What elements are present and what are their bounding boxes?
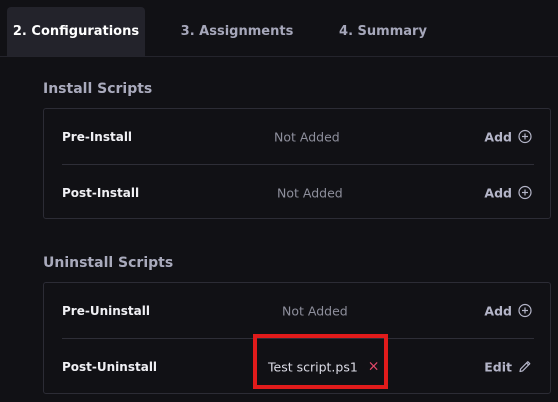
script-file-name: Test script.ps1 <box>268 359 358 374</box>
script-file-chip: Test script.ps1 × <box>268 359 380 374</box>
uninstall-scripts-heading: Uninstall Scripts <box>43 255 174 271</box>
plus-circle-icon <box>518 303 532 318</box>
tab-summary[interactable]: 4. Summary <box>326 7 440 56</box>
row-label: Pre-Uninstall <box>62 303 150 318</box>
remove-icon[interactable]: × <box>368 360 380 374</box>
row-status: Not Added <box>277 185 343 200</box>
add-label: Add <box>484 129 512 144</box>
plus-circle-icon <box>518 129 532 144</box>
edit-label: Edit <box>484 359 512 374</box>
row-label: Pre-Install <box>62 129 133 144</box>
plus-circle-icon <box>518 185 532 200</box>
row-label: Post-Uninstall <box>62 359 158 374</box>
tab-configurations[interactable]: 2. Configurations <box>7 7 145 56</box>
post-install-row: Post-Install Not Added Add <box>62 165 534 220</box>
add-pre-install-button[interactable]: Add <box>484 129 532 144</box>
row-status: Not Added <box>274 129 340 144</box>
add-label: Add <box>484 303 512 318</box>
pre-uninstall-row: Pre-Uninstall Not Added Add <box>62 283 534 338</box>
pre-install-row: Pre-Install Not Added Add <box>62 109 534 164</box>
row-label: Post-Install <box>62 185 140 200</box>
install-scripts-panel: Pre-Install Not Added Add Post-Install N… <box>43 108 551 219</box>
add-pre-uninstall-button[interactable]: Add <box>484 303 532 318</box>
install-scripts-heading: Install Scripts <box>43 81 153 97</box>
post-uninstall-row: Post-Uninstall Test script.ps1 × Edit <box>62 339 534 394</box>
wizard-tabs: 2. Configurations 3. Assignments 4. Summ… <box>0 0 558 57</box>
add-post-install-button[interactable]: Add <box>484 185 532 200</box>
uninstall-scripts-panel: Pre-Uninstall Not Added Add Post-Uninsta… <box>43 282 551 394</box>
row-status: Not Added <box>282 303 348 318</box>
add-label: Add <box>484 185 512 200</box>
pencil-icon <box>519 361 531 373</box>
tab-assignments[interactable]: 3. Assignments <box>170 7 304 56</box>
edit-post-uninstall-button[interactable]: Edit <box>484 359 532 374</box>
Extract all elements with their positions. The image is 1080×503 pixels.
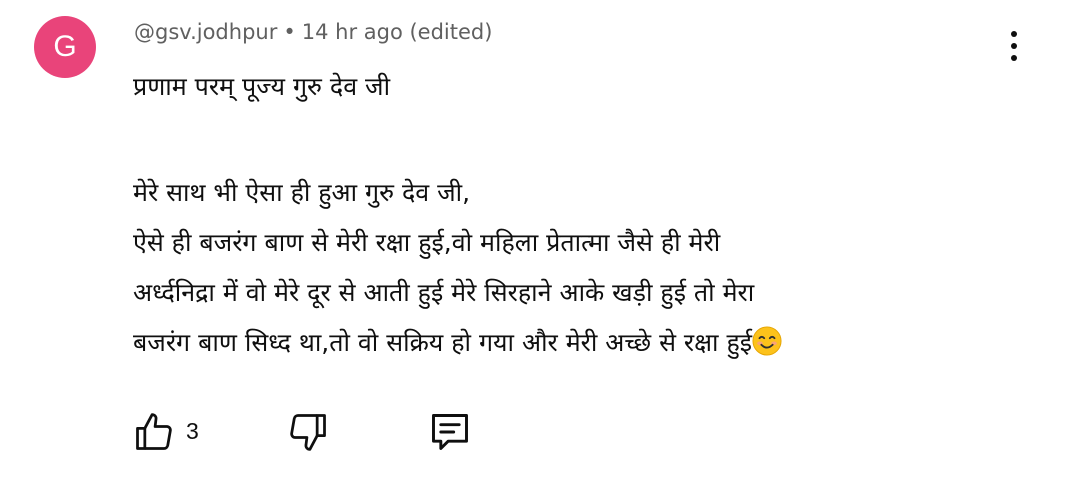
author-handle[interactable]: @gsv.jodhpur (134, 20, 277, 44)
comment-meta: @gsv.jodhpur • 14 hr ago (edited) (134, 20, 492, 44)
smiling-face-emoji (752, 326, 782, 356)
comment-line-last: बजरंग बाण सिध्द था,तो वो सक्रिय हो गया औ… (133, 318, 1033, 368)
like-button[interactable] (132, 408, 176, 456)
meta-separator: • (283, 20, 296, 44)
comment-reply-icon (432, 414, 468, 450)
avatar[interactable]: G (34, 16, 96, 78)
like-count: 3 (186, 418, 199, 444)
thumbs-up-icon (136, 413, 172, 450)
comment-line: मेरे साथ भी ऐसा ही हुआ गुरु देव जी, (133, 178, 471, 207)
comment-text: प्रणाम परम् पूज्य गुरु देव जी मेरे साथ भ… (133, 62, 1033, 368)
thumbs-down-icon (290, 414, 326, 451)
dislike-button[interactable] (286, 408, 330, 456)
avatar-letter: G (53, 30, 77, 63)
comment-card: G @gsv.jodhpur • 14 hr ago (edited) प्रणाम… (0, 0, 1080, 503)
comment-line: प्रणाम परम् पूज्य गुरु देव जी (133, 72, 391, 101)
comment-line: अर्ध्दनिद्रा में वो मेरे दूर से आती हुई … (133, 278, 755, 307)
comment-timestamp: 14 hr ago (edited) (301, 20, 493, 44)
comment-line-text: बजरंग बाण सिध्द था,तो वो सक्रिय हो गया औ… (133, 328, 753, 357)
comment-line: ऐसे ही बजरंग बाण से मेरी रक्षा हुई,वो मह… (133, 228, 721, 257)
reply-button[interactable] (428, 408, 472, 456)
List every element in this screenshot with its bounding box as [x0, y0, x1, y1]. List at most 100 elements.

-------------------------

- _OBJECTIVE_
Rewrite all the items above with "Not Added" changed to "Pending" everywhere and nothing else altered, and omit the pictures from your answer.

- _COMPLETE OUTPUT_
What elements are present and what are their bounding boxes?
script-file-name: Test script.ps1 <box>268 359 358 374</box>
script-file-chip: Test script.ps1 × <box>268 359 380 374</box>
uninstall-scripts-heading: Uninstall Scripts <box>43 255 174 271</box>
plus-circle-icon <box>518 303 532 318</box>
tab-summary[interactable]: 4. Summary <box>326 7 440 56</box>
row-label: Pre-Uninstall <box>62 303 150 318</box>
remove-icon[interactable]: × <box>368 360 380 374</box>
row-status: Pending <box>277 185 343 200</box>
add-label: Add <box>484 129 512 144</box>
plus-circle-icon <box>518 129 532 144</box>
edit-label: Edit <box>484 359 512 374</box>
row-label: Pre-Install <box>62 129 133 144</box>
plus-circle-icon <box>518 185 532 200</box>
row-label: Post-Uninstall <box>62 359 158 374</box>
tab-configurations[interactable]: 2. Configurations <box>7 7 145 56</box>
post-install-row: Post-Install Pending Add <box>62 165 534 220</box>
add-pre-install-button[interactable]: Add <box>484 129 532 144</box>
row-status: Pending <box>274 129 340 144</box>
add-label: Add <box>484 303 512 318</box>
pre-uninstall-row: Pre-Uninstall Pending Add <box>62 283 534 338</box>
pre-install-row: Pre-Install Pending Add <box>62 109 534 164</box>
row-label: Post-Install <box>62 185 140 200</box>
install-scripts-panel: Pre-Install Pending Add Post-Install N… <box>43 108 551 219</box>
add-pre-uninstall-button[interactable]: Add <box>484 303 532 318</box>
install-scripts-heading: Install Scripts <box>43 81 153 97</box>
post-uninstall-row: Post-Uninstall Test script.ps1 × Edit <box>62 339 534 394</box>
wizard-tabs: 2. Configurations 3. Assignments 4. Summ… <box>0 0 558 57</box>
add-post-install-button[interactable]: Add <box>484 185 532 200</box>
uninstall-scripts-panel: Pre-Uninstall Pending Add Post-Uninsta… <box>43 282 551 394</box>
row-status: Pending <box>282 303 348 318</box>
add-label: Add <box>484 185 512 200</box>
pencil-icon <box>519 361 531 373</box>
tab-assignments[interactable]: 3. Assignments <box>170 7 304 56</box>
edit-post-uninstall-button[interactable]: Edit <box>484 359 532 374</box>
Extract all elements with their positions. The image is 1080×503 pixels.
author-handle[interactable]: @gsv.jodhpur (134, 20, 277, 44)
comment-meta: @gsv.jodhpur • 14 hr ago (edited) (134, 20, 492, 44)
smiling-face-emoji (752, 326, 782, 356)
comment-line-last: बजरंग बाण सिध्द था,तो वो सक्रिय हो गया औ… (133, 318, 1033, 368)
like-button[interactable] (132, 408, 176, 456)
meta-separator: • (283, 20, 296, 44)
comment-reply-icon (432, 414, 468, 450)
avatar[interactable]: G (34, 16, 96, 78)
like-count: 3 (186, 418, 199, 444)
thumbs-up-icon (136, 413, 172, 450)
comment-line: मेरे साथ भी ऐसा ही हुआ गुरु देव जी, (133, 178, 471, 207)
comment-text: प्रणाम परम् पूज्य गुरु देव जी मेरे साथ भ… (133, 62, 1033, 368)
thumbs-down-icon (290, 414, 326, 451)
dislike-button[interactable] (286, 408, 330, 456)
avatar-letter: G (53, 30, 77, 63)
comment-card: G @gsv.jodhpur • 14 hr ago (edited) प्रणाम… (0, 0, 1080, 503)
comment-line: प्रणाम परम् पूज्य गुरु देव जी (133, 72, 391, 101)
comment-line: अर्ध्दनिद्रा में वो मेरे दूर से आती हुई … (133, 278, 755, 307)
comment-timestamp: 14 hr ago (edited) (301, 20, 493, 44)
comment-line-text: बजरंग बाण सिध्द था,तो वो सक्रिय हो गया औ… (133, 328, 753, 357)
comment-line: ऐसे ही बजरंग बाण से मेरी रक्षा हुई,वो मह… (133, 228, 721, 257)
reply-button[interactable] (428, 408, 472, 456)
List every element in this screenshot with its bounding box as [x0, y0, x1, y1]. List at most 100 elements.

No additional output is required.